* **Exercise aim**
Gather each line of the records where "документации" appears.

* **Exercise materials**
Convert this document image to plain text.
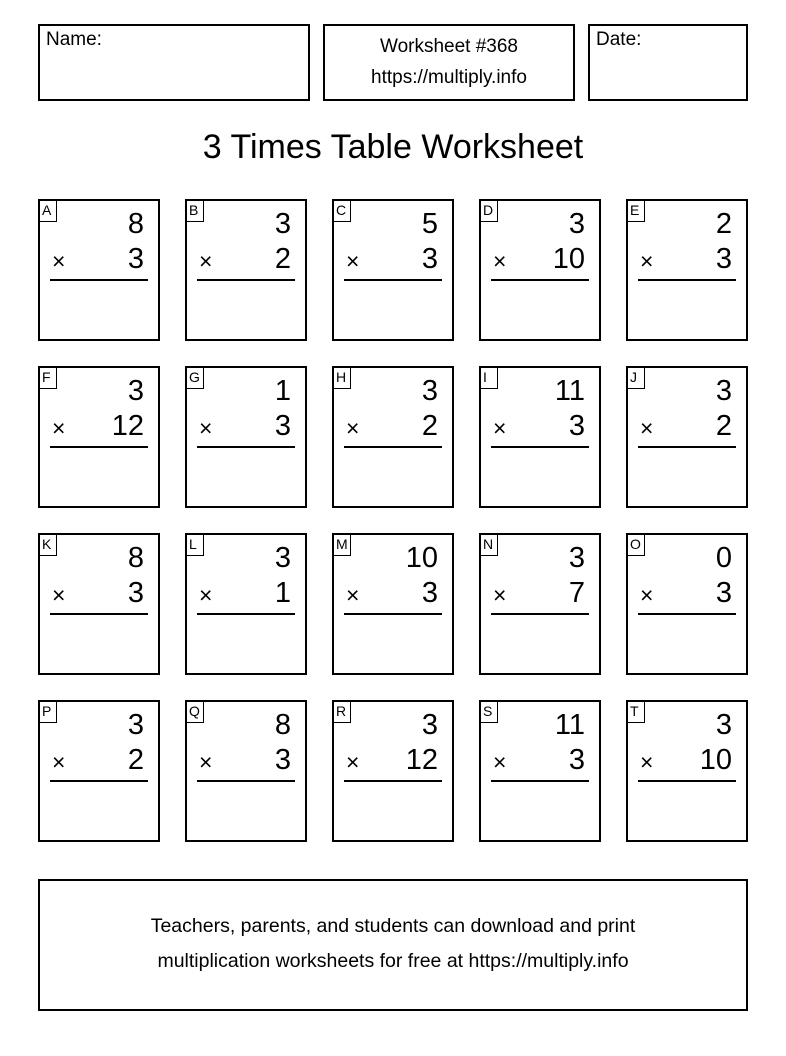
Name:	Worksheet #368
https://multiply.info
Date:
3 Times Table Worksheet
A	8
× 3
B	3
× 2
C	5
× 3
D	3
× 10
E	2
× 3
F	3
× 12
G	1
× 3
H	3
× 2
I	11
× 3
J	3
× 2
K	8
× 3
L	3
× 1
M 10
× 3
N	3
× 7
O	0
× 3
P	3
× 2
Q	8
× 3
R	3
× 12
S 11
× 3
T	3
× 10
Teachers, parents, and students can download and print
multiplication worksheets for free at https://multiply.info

* * *

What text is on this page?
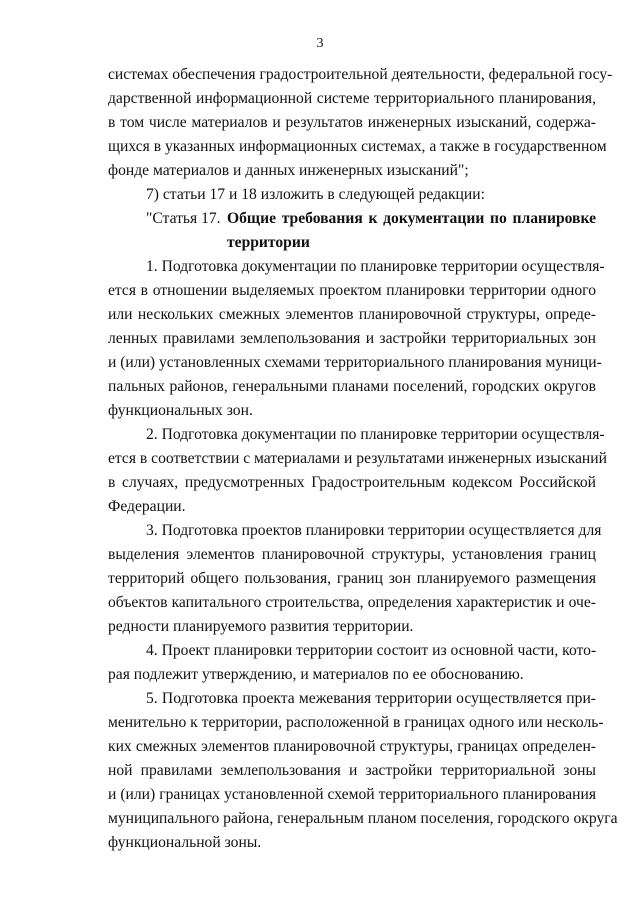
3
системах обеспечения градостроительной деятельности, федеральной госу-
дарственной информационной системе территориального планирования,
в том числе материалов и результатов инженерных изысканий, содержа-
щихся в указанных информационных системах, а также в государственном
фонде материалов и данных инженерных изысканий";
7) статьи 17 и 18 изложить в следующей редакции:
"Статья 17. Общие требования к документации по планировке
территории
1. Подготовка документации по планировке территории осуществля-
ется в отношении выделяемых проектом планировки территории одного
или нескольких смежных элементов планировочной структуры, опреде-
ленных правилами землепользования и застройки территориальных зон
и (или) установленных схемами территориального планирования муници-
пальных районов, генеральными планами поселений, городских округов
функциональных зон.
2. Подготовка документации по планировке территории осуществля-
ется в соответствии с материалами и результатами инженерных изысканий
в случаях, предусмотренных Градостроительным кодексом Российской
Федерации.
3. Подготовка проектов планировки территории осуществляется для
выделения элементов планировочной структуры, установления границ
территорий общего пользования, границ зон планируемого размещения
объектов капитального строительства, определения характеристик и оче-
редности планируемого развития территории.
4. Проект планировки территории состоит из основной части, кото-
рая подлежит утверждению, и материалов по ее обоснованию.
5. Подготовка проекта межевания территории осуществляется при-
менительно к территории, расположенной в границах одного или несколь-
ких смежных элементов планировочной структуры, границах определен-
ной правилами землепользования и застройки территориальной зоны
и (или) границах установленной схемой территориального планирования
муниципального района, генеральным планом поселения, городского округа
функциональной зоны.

...

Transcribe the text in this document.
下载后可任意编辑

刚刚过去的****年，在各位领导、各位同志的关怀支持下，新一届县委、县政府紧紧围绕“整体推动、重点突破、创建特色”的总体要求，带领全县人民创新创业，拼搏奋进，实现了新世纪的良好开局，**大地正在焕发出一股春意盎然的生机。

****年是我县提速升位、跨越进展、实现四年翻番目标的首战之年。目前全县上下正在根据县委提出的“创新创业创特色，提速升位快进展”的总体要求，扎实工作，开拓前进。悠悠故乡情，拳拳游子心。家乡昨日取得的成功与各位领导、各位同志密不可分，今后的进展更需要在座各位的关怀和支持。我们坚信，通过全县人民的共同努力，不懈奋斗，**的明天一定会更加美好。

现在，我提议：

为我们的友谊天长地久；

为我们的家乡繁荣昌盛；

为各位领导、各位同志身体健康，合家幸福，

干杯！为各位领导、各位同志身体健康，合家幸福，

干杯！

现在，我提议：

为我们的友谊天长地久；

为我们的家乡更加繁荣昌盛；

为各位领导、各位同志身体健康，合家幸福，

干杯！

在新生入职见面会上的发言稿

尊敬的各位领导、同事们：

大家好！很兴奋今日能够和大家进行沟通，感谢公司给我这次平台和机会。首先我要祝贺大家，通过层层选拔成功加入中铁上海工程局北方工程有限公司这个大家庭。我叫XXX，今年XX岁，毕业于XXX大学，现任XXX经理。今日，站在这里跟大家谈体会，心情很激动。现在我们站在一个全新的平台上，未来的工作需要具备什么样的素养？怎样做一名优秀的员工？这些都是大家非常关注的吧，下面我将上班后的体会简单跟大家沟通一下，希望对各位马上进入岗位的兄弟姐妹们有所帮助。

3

* **The answer**
"Статья 17. Общие требования к документации по планировке
1. Подготовка документации по планировке территории осуществля-
2. Подготовка документации по планировке территории осуществля-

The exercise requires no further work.